+++ RECORDS +++
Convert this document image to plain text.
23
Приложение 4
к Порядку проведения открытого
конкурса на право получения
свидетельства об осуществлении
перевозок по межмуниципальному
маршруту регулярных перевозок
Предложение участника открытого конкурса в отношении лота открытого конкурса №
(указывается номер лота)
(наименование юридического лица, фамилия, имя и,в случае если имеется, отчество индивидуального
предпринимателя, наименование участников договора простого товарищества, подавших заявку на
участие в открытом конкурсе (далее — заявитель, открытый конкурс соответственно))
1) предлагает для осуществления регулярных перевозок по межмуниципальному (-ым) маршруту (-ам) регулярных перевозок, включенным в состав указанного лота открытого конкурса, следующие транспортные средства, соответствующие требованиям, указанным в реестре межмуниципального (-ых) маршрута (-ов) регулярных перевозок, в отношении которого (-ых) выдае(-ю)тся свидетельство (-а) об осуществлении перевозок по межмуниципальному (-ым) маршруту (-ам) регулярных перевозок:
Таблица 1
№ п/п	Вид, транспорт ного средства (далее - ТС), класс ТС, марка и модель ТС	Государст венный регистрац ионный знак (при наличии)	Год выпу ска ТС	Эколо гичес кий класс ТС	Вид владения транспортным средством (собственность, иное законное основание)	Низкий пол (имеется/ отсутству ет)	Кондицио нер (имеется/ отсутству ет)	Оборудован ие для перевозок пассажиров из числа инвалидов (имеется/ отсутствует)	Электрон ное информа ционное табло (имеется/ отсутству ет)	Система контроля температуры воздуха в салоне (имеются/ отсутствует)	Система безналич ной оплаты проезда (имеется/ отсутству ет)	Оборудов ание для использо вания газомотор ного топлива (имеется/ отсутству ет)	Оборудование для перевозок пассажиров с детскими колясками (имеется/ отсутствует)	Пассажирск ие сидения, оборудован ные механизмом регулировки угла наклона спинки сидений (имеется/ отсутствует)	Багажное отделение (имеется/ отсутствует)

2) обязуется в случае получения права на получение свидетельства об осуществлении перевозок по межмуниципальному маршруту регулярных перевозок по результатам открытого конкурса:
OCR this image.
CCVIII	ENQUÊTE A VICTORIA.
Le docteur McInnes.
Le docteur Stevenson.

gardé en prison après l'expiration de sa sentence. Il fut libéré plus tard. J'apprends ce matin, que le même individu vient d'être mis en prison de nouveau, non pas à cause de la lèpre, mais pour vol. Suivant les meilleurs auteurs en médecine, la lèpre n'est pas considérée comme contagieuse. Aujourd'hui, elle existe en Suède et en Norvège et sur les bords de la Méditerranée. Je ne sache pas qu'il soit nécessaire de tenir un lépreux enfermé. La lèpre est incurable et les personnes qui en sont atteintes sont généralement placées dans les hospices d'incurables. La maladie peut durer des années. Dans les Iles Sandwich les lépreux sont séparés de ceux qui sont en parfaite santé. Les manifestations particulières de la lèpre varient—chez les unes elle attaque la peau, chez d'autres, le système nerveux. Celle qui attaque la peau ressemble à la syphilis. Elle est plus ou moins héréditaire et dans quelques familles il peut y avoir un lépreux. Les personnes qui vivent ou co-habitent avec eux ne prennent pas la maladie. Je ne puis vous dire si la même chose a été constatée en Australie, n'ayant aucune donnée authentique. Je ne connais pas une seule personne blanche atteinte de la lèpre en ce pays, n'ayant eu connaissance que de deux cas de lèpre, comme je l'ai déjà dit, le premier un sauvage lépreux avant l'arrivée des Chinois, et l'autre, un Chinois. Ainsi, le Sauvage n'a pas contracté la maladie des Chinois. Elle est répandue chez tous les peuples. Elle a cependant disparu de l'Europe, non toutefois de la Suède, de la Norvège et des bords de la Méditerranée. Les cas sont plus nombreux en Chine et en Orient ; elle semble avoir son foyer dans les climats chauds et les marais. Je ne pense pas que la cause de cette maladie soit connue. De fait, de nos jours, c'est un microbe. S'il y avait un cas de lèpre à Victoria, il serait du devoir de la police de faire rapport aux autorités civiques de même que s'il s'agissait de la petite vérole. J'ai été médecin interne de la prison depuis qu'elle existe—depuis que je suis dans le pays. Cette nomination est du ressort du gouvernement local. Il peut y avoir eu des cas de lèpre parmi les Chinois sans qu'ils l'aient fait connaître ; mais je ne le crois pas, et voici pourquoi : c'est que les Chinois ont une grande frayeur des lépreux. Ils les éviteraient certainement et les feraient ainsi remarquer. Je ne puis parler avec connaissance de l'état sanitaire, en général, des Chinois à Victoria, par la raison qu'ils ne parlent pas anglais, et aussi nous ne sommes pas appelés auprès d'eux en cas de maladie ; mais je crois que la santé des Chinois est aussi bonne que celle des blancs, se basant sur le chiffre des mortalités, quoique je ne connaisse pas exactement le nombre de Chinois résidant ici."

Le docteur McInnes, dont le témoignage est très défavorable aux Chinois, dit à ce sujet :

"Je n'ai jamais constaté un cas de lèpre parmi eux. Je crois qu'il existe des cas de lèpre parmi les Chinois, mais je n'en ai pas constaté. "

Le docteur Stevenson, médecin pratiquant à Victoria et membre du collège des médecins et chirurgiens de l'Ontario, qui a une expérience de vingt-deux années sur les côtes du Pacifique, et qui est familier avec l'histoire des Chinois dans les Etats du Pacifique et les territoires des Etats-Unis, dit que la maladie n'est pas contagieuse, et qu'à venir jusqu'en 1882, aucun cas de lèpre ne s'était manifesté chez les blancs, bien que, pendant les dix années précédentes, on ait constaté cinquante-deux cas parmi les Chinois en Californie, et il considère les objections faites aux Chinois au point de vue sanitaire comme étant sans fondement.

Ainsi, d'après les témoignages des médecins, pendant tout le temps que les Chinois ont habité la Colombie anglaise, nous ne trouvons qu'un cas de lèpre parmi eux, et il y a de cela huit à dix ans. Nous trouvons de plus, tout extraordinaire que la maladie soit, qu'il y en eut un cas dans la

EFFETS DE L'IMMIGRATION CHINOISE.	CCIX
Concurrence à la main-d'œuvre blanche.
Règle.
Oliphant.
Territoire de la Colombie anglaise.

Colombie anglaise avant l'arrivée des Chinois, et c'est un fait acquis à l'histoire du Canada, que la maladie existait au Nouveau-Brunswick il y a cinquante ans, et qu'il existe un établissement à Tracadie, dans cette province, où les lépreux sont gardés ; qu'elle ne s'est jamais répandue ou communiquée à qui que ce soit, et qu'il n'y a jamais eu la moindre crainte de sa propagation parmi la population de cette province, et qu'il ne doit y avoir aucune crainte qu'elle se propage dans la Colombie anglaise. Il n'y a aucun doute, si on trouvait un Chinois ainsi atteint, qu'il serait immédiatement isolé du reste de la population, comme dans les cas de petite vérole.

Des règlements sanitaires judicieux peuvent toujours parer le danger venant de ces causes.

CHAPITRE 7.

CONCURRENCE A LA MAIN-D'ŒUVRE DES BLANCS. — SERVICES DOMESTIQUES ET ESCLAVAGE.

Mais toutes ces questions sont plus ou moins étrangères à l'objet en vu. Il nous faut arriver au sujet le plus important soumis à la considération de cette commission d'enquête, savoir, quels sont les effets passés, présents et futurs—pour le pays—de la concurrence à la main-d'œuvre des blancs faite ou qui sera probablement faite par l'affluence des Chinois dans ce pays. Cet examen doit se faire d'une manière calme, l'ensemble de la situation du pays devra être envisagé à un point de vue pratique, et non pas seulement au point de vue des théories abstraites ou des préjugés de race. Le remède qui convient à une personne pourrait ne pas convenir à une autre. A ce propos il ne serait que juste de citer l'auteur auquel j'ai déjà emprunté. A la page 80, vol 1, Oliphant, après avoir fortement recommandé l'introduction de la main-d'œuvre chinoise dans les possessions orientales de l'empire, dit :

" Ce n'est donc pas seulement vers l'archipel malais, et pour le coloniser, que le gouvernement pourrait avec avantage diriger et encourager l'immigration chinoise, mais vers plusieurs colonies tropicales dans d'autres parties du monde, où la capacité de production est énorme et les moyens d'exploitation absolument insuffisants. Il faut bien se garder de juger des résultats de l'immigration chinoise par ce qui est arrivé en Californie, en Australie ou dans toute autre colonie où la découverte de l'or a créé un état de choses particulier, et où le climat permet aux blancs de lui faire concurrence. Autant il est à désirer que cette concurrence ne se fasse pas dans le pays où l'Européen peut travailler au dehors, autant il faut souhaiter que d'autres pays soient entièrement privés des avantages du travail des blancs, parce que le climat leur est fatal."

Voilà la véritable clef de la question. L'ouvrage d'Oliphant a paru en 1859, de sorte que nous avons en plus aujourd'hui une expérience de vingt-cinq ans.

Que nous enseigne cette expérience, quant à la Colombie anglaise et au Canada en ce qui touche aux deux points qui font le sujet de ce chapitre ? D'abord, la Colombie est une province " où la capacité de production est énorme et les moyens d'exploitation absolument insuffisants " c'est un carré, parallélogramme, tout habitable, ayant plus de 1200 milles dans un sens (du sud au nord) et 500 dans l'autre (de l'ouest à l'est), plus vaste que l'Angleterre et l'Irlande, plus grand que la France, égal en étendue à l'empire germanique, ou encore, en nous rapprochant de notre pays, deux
+++
■ **TASK DETAILS**: Copy every line of the listing that contains the word "получения".

■ **RESPONSE**:
конкурса на право получения
2) обязуется в случае получения права на получение свидетельства об осуществлении перевозок по межмуниципальному маршруту регулярных перевозок по результатам открытого конкурса:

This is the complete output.